* _GOAL_: Reproduce the complete listing without any deviation.

________________

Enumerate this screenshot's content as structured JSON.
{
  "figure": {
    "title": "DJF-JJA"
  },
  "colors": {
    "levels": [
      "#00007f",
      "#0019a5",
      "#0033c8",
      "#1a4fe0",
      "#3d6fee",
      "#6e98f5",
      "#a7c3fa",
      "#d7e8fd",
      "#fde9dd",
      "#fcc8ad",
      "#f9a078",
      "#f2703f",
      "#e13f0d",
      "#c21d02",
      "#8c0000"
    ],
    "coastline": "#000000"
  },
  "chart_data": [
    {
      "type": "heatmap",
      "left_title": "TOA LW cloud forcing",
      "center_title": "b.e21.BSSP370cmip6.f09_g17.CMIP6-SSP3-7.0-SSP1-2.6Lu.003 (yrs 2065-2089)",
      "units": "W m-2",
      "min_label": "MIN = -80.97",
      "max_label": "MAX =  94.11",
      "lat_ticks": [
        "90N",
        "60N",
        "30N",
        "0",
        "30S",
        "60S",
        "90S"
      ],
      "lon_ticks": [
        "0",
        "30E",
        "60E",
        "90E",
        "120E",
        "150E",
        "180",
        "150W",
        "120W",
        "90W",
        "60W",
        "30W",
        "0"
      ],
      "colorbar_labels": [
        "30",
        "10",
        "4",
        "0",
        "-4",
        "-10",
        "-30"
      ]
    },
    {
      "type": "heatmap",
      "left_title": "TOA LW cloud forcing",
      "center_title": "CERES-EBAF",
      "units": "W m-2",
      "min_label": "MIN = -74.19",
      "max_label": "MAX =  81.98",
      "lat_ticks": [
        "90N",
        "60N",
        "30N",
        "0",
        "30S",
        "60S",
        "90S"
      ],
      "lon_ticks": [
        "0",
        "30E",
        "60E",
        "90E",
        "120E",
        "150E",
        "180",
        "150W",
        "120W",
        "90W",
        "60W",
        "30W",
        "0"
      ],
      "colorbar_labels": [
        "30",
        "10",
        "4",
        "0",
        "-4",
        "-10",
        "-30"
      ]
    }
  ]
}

________________

* _FULL SOLUTION_:
Enumerate this screenshot's content as structured JSON.
{
  "figure": {
    "title": "DJF-JJA"
  },
  "colors": {
    "levels": [
      "#00007f",
      "#0019a5",
      "#0033c8",
      "#1a4fe0",
      "#3d6fee",
      "#6e98f5",
      "#a7c3fa",
      "#d7e8fd",
      "#fde9dd",
      "#fcc8ad",
      "#f9a078",
      "#f2703f",
      "#e13f0d",
      "#c21d02",
      "#8c0000"
    ],
    "coastline": "#000000"
  },
  "chart_data": [
    {
      "type": "heatmap",
      "left_title": "TOA LW cloud forcing",
      "center_title": "b.e21.BSSP370cmip6.f09_g17.CMIP6-SSP3-7.0-SSP1-2.6Lu.003 (yrs 2065-2089)",
      "units": "W m-2",
      "min_label": "MIN = -80.97",
      "max_label": "MAX =  94.11",
      "lat_ticks": [
        "90N",
        "60N",
        "30N",
        "0",
        "30S",
        "60S",
        "90S"
      ],
      "lon_ticks": [
        "0",
        "30E",
        "60E",
        "90E",
        "120E",
        "150E",
        "180",
        "150W",
        "120W",
        "90W",
        "60W",
        "30W",
        "0"
      ],
      "colorbar_labels": [
        "30",
        "10",
        "4",
        "0",
        "-4",
        "-10",
        "-30"
      ]
    },
    {
      "type": "heatmap",
      "left_title": "TOA LW cloud forcing",
      "center_title": "CERES-EBAF",
      "units": "W m-2",
      "min_label": "MIN = -74.19",
      "max_label": "MAX =  81.98",
      "lat_ticks": [
        "90N",
        "60N",
        "30N",
        "0",
        "30S",
        "60S",
        "90S"
      ],
      "lon_ticks": [
        "0",
        "30E",
        "60E",
        "90E",
        "120E",
        "150E",
        "180",
        "150W",
        "120W",
        "90W",
        "60W",
        "30W",
        "0"
      ],
      "colorbar_labels": [
        "30",
        "10",
        "4",
        "0",
        "-4",
        "-10",
        "-30"
      ]
    }
  ]
}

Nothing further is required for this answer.